Data records

⁂

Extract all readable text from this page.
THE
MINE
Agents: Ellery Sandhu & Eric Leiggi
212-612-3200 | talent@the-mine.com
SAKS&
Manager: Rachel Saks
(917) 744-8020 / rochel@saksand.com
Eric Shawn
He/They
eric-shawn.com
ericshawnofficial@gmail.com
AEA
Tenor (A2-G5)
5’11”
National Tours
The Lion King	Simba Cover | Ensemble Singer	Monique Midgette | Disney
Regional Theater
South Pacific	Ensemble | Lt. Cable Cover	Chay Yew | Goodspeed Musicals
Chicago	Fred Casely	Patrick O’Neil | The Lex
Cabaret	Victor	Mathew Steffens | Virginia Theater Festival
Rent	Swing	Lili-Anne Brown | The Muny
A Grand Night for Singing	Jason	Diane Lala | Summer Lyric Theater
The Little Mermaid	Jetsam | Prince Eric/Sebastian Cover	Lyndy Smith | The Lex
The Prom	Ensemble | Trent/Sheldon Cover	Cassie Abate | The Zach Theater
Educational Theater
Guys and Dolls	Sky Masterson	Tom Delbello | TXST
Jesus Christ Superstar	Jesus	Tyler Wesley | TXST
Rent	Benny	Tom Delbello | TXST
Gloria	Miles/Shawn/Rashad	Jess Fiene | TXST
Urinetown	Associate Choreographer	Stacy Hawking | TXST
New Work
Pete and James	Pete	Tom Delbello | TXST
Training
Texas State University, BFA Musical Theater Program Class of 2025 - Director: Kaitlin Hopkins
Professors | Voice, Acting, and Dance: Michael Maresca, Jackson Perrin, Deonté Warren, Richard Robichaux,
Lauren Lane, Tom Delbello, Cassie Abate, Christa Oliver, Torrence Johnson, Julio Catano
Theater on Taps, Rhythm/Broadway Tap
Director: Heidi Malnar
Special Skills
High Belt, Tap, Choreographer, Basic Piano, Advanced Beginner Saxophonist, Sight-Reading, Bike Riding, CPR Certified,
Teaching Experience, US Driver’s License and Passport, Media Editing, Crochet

⁂

What needs to be done: Find the lines above that contain the word "Ensemble" and collect them.

Answer to this task:
The Lion King	Simba Cover | Ensemble Singer	Monique Midgette | Disney
South Pacific	Ensemble | Lt. Cable Cover	Chay Yew | Goodspeed Musicals
The Prom	Ensemble | Trent/Sheldon Cover	Cassie Abate | The Zach Theater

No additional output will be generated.